— The exercise —
Every record should be written out exactly, please.

— Provided information —
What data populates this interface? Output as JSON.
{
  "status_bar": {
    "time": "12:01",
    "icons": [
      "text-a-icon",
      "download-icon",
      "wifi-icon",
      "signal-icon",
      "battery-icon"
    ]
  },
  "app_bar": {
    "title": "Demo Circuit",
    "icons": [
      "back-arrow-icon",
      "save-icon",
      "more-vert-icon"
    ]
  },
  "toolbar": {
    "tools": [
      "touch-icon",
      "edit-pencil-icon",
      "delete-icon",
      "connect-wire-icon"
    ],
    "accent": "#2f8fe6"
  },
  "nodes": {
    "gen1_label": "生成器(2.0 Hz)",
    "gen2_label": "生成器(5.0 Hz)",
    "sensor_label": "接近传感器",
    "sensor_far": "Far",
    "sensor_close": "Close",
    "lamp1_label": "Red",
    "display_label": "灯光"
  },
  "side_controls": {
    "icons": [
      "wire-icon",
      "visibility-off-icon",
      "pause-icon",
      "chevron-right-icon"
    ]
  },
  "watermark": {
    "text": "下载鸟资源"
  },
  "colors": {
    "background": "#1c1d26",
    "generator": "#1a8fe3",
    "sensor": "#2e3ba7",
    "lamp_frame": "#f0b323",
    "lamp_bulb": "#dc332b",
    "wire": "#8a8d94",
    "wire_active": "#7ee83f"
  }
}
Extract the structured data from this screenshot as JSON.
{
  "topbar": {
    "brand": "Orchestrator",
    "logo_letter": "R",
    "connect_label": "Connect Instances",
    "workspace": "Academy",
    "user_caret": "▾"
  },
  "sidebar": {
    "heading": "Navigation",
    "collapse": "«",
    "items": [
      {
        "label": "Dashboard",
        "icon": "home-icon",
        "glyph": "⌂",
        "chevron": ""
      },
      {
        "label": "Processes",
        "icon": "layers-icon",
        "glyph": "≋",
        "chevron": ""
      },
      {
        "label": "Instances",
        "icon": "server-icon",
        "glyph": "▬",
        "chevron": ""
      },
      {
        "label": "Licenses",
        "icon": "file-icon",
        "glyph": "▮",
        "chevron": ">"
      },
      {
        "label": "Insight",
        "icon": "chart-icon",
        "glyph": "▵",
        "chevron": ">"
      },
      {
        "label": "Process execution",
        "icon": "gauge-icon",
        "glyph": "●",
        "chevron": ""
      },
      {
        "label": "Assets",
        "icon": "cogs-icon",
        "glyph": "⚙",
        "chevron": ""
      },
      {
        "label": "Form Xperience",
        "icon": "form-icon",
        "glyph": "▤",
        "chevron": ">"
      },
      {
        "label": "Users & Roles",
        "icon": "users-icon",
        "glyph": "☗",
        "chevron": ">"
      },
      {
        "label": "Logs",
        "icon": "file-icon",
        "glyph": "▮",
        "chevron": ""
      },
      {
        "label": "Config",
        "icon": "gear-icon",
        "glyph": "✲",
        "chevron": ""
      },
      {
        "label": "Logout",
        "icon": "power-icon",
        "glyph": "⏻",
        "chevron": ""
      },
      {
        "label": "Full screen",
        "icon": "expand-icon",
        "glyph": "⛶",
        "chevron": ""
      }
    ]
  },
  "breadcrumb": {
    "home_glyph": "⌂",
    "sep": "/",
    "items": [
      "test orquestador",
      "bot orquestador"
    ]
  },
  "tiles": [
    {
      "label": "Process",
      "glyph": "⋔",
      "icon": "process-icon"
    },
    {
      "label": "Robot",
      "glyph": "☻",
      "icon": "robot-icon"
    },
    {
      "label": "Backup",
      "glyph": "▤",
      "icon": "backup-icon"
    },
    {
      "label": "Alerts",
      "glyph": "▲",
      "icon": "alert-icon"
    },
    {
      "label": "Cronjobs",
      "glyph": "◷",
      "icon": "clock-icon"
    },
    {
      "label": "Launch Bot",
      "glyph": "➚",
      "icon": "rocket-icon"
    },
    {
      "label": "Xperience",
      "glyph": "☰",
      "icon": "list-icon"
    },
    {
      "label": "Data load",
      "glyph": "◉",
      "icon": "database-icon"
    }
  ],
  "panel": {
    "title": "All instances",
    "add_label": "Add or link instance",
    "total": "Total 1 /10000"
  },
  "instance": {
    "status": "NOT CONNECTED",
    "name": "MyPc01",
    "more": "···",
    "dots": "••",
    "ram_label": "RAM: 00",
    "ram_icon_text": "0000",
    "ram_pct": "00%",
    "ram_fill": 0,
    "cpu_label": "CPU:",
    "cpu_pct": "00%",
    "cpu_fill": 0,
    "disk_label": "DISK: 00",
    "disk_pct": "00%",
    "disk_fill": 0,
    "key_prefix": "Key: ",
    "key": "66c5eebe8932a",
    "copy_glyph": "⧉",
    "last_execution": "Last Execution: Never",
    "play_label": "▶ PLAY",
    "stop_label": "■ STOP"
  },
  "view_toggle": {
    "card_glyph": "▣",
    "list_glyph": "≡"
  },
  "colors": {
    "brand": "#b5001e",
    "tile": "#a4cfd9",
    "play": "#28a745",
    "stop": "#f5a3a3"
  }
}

— Correct answer —
What data populates this interface? Output as JSON.
{
  "status_bar": {
    "time": "12:01",
    "icons": [
      "text-a-icon",
      "download-icon",
      "wifi-icon",
      "signal-icon",
      "battery-icon"
    ]
  },
  "app_bar": {
    "title": "Demo Circuit",
    "icons": [
      "back-arrow-icon",
      "save-icon",
      "more-vert-icon"
    ]
  },
  "toolbar": {
    "tools": [
      "touch-icon",
      "edit-pencil-icon",
      "delete-icon",
      "connect-wire-icon"
    ],
    "accent": "#2f8fe6"
  },
  "nodes": {
    "gen1_label": "生成器(2.0 Hz)",
    "gen2_label": "生成器(5.0 Hz)",
    "sensor_label": "接近传感器",
    "sensor_far": "Far",
    "sensor_close": "Close",
    "lamp1_label": "Red",
    "display_label": "灯光"
  },
  "side_controls": {
    "icons": [
      "wire-icon",
      "visibility-off-icon",
      "pause-icon",
      "chevron-right-icon"
    ]
  },
  "watermark": {
    "text": "下载鸟资源"
  },
  "colors": {
    "background": "#1c1d26",
    "generator": "#1a8fe3",
    "sensor": "#2e3ba7",
    "lamp_frame": "#f0b323",
    "lamp_bulb": "#dc332b",
    "wire": "#8a8d94",
    "wire_active": "#7ee83f"
  }
}
Extract the structured data from this screenshot as JSON.
{
  "topbar": {
    "brand": "Orchestrator",
    "logo_letter": "R",
    "connect_label": "Connect Instances",
    "workspace": "Academy",
    "user_caret": "▾"
  },
  "sidebar": {
    "heading": "Navigation",
    "collapse": "«",
    "items": [
      {
        "label": "Dashboard",
        "icon": "home-icon",
        "glyph": "⌂",
        "chevron": ""
      },
      {
        "label": "Processes",
        "icon": "layers-icon",
        "glyph": "≋",
        "chevron": ""
      },
      {
        "label": "Instances",
        "icon": "server-icon",
        "glyph": "▬",
        "chevron": ""
      },
      {
        "label": "Licenses",
        "icon": "file-icon",
        "glyph": "▮",
        "chevron": ">"
      },
      {
        "label": "Insight",
        "icon": "chart-icon",
        "glyph": "▵",
        "chevron": ">"
      },
      {
        "label": "Process execution",
        "icon": "gauge-icon",
        "glyph": "●",
        "chevron": ""
      },
      {
        "label": "Assets",
        "icon": "cogs-icon",
        "glyph": "⚙",
        "chevron": ""
      },
      {
        "label": "Form Xperience",
        "icon": "form-icon",
        "glyph": "▤",
        "chevron": ">"
      },
      {
        "label": "Users & Roles",
        "icon": "users-icon",
        "glyph": "☗",
        "chevron": ">"
      },
      {
        "label": "Logs",
        "icon": "file-icon",
        "glyph": "▮",
        "chevron": ""
      },
      {
        "label": "Config",
        "icon": "gear-icon",
        "glyph": "✲",
        "chevron": ""
      },
      {
        "label": "Logout",
        "icon": "power-icon",
        "glyph": "⏻",
        "chevron": ""
      },
      {
        "label": "Full screen",
        "icon": "expand-icon",
        "glyph": "⛶",
        "chevron": ""
      }
    ]
  },
  "breadcrumb": {
    "home_glyph": "⌂",
    "sep": "/",
    "items": [
      "test orquestador",
      "bot orquestador"
    ]
  },
  "tiles": [
    {
      "label": "Process",
      "glyph": "⋔",
      "icon": "process-icon"
    },
    {
      "label": "Robot",
      "glyph": "☻",
      "icon": "robot-icon"
    },
    {
      "label": "Backup",
      "glyph": "▤",
      "icon": "backup-icon"
    },
    {
      "label": "Alerts",
      "glyph": "▲",
      "icon": "alert-icon"
    },
    {
      "label": "Cronjobs",
      "glyph": "◷",
      "icon": "clock-icon"
    },
    {
      "label": "Launch Bot",
      "glyph": "➚",
      "icon": "rocket-icon"
    },
    {
      "label": "Xperience",
      "glyph": "☰",
      "icon": "list-icon"
    },
    {
      "label": "Data load",
      "glyph": "◉",
      "icon": "database-icon"
    }
  ],
  "panel": {
    "title": "All instances",
    "add_label": "Add or link instance",
    "total": "Total 1 /10000"
  },
  "instance": {
    "status": "NOT CONNECTED",
    "name": "MyPc01",
    "more": "···",
    "dots": "••",
    "ram_label": "RAM: 00",
    "ram_icon_text": "0000",
    "ram_pct": "00%",
    "ram_fill": 0,
    "cpu_label": "CPU:",
    "cpu_pct": "00%",
    "cpu_fill": 0,
    "disk_label": "DISK: 00",
    "disk_pct": "00%",
    "disk_fill": 0,
    "key_prefix": "Key: ",
    "key": "66c5eebe8932a",
    "copy_glyph": "⧉",
    "last_execution": "Last Execution: Never",
    "play_label": "▶ PLAY",
    "stop_label": "■ STOP"
  },
  "view_toggle": {
    "card_glyph": "▣",
    "list_glyph": "≡"
  },
  "colors": {
    "brand": "#b5001e",
    "tile": "#a4cfd9",
    "play": "#28a745",
    "stop": "#f5a3a3"
  }
}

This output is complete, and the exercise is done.